JOB: Leaving the pictures aside, transcribe every line below exactly.

(Records contained in a dataset)
::::

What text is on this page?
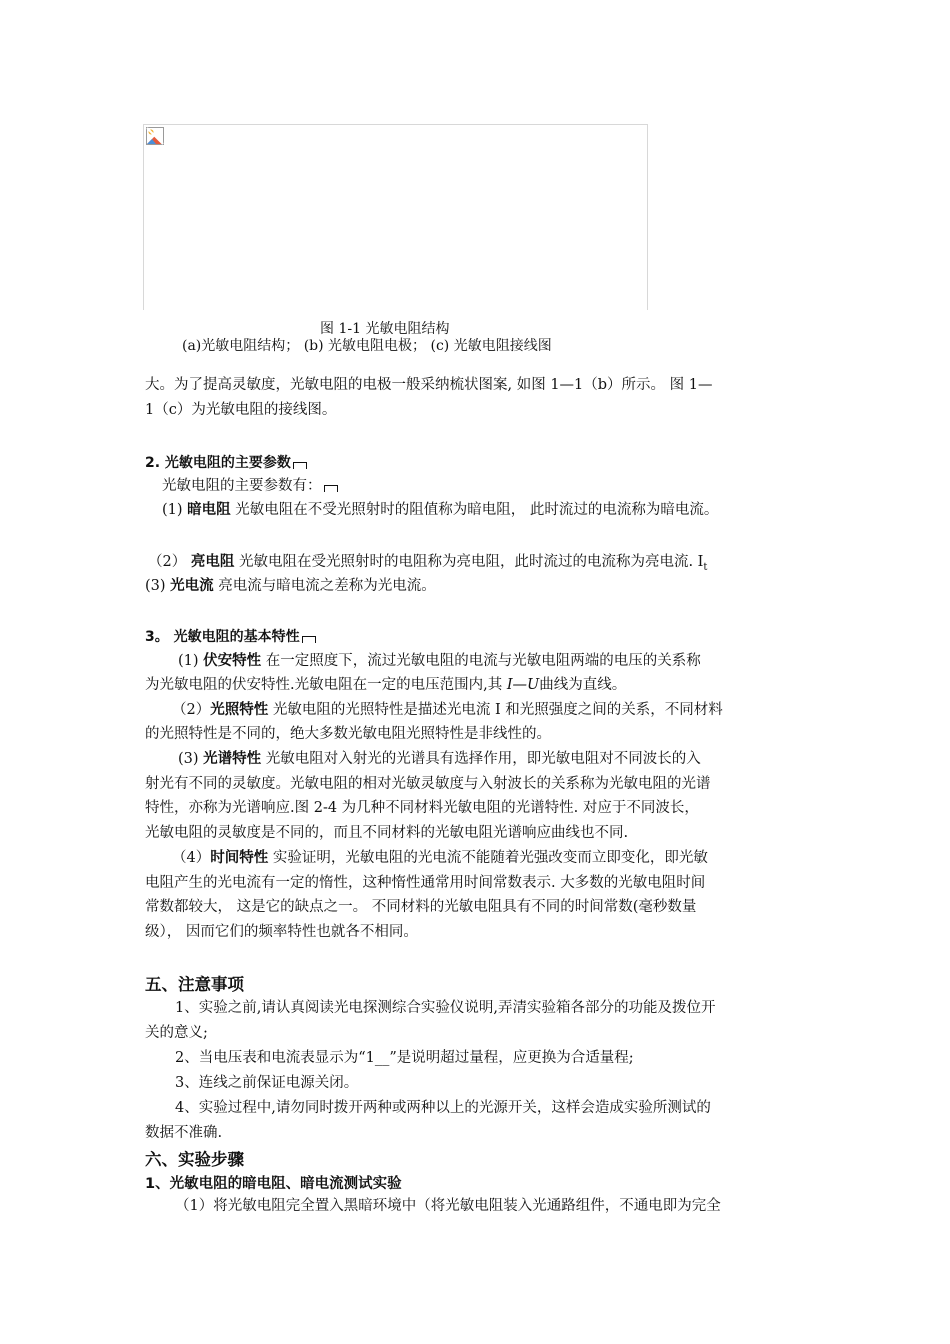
图 1-1 光敏电阻结构
(a)光敏电阻结构； (b) 光敏电阻电极； (c) 光敏电阻接线图
大。为了提高灵敏度，光敏电阻的电极一般采纳梳状图案, 如图 1—1（b）所示。 图 1—
1（c）为光敏电阻的接线图。
2. 光敏电阻的主要参数
光敏电阻的主要参数有：
(1) 暗电阻 光敏电阻在不受光照射时的阻值称为暗电阻， 此时流过的电流称为暗电流。
（2） 亮电阻 光敏电阻在受光照射时的电阻称为亮电阻，此时流过的电流称为亮电流. $I_t$
(3) 光电流 亮电流与暗电流之差称为光电流。
3。 光敏电阻的基本特性
(1) 伏安特性 在一定照度下，流过光敏电阻的电流与光敏电阻两端的电压的关系称
为光敏电阻的伏安特性.光敏电阻在一定的电压范围内,其 I—U曲线为直线。
（2）光照特性 光敏电阻的光照特性是描述光电流 I 和光照强度之间的关系，不同材料
的光照特性是不同的，绝大多数光敏电阻光照特性是非线性的。
(3) 光谱特性 光敏电阻对入射光的光谱具有选择作用，即光敏电阻对不同波长的入
射光有不同的灵敏度。光敏电阻的相对光敏灵敏度与入射波长的关系称为光敏电阻的光谱
特性，亦称为光谱响应.图 2-4 为几种不同材料光敏电阻的光谱特性. 对应于不同波长，
光敏电阻的灵敏度是不同的，而且不同材料的光敏电阻光谱响应曲线也不同.
（4）时间特性 实验证明，光敏电阻的光电流不能随着光强改变而立即变化，即光敏
电阻产生的光电流有一定的惰性，这种惰性通常用时间常数表示. 大多数的光敏电阻时间
常数都较大， 这是它的缺点之一。 不同材料的光敏电阻具有不同的时间常数(毫秒数量
级）， 因而它们的频率特性也就各不相同。
五、注意事项
1、实验之前,请认真阅读光电探测综合实验仪说明,弄清实验箱各部分的功能及拨位开
关的意义;
2、当电压表和电流表显示为“1__”是说明超过量程，应更换为合适量程;
3、连线之前保证电源关闭。
4、实验过程中,请勿同时拨开两种或两种以上的光源开关，这样会造成实验所测试的
数据不准确.
六、实验步骤
1、光敏电阻的暗电阻、暗电流测试实验
（1）将光敏电阻完全置入黑暗环境中（将光敏电阻装入光通路组件，不通电即为完全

::::

EXPECTED OUTPUT:
What text is on this page?
图 1-1 光敏电阻结构
(a)光敏电阻结构； (b) 光敏电阻电极； (c) 光敏电阻接线图
大。为了提高灵敏度，光敏电阻的电极一般采纳梳状图案, 如图 1—1（b）所示。 图 1—
1（c）为光敏电阻的接线图。
2. 光敏电阻的主要参数
光敏电阻的主要参数有：
(1) 暗电阻 光敏电阻在不受光照射时的阻值称为暗电阻， 此时流过的电流称为暗电流。
（2） 亮电阻 光敏电阻在受光照射时的电阻称为亮电阻，此时流过的电流称为亮电流. $I_t$
(3) 光电流 亮电流与暗电流之差称为光电流。
3。 光敏电阻的基本特性
(1) 伏安特性 在一定照度下，流过光敏电阻的电流与光敏电阻两端的电压的关系称
为光敏电阻的伏安特性.光敏电阻在一定的电压范围内,其 I—U曲线为直线。
（2）光照特性 光敏电阻的光照特性是描述光电流 I 和光照强度之间的关系，不同材料
的光照特性是不同的，绝大多数光敏电阻光照特性是非线性的。
(3) 光谱特性 光敏电阻对入射光的光谱具有选择作用，即光敏电阻对不同波长的入
射光有不同的灵敏度。光敏电阻的相对光敏灵敏度与入射波长的关系称为光敏电阻的光谱
特性，亦称为光谱响应.图 2-4 为几种不同材料光敏电阻的光谱特性. 对应于不同波长，
光敏电阻的灵敏度是不同的，而且不同材料的光敏电阻光谱响应曲线也不同.
（4）时间特性 实验证明，光敏电阻的光电流不能随着光强改变而立即变化，即光敏
电阻产生的光电流有一定的惰性，这种惰性通常用时间常数表示. 大多数的光敏电阻时间
常数都较大， 这是它的缺点之一。 不同材料的光敏电阻具有不同的时间常数(毫秒数量
级）， 因而它们的频率特性也就各不相同。
五、注意事项
1、实验之前,请认真阅读光电探测综合实验仪说明,弄清实验箱各部分的功能及拨位开
关的意义;
2、当电压表和电流表显示为“1__”是说明超过量程，应更换为合适量程;
3、连线之前保证电源关闭。
4、实验过程中,请勿同时拨开两种或两种以上的光源开关，这样会造成实验所测试的
数据不准确.
六、实验步骤
1、光敏电阻的暗电阻、暗电流测试实验
（1）将光敏电阻完全置入黑暗环境中（将光敏电阻装入光通路组件，不通电即为完全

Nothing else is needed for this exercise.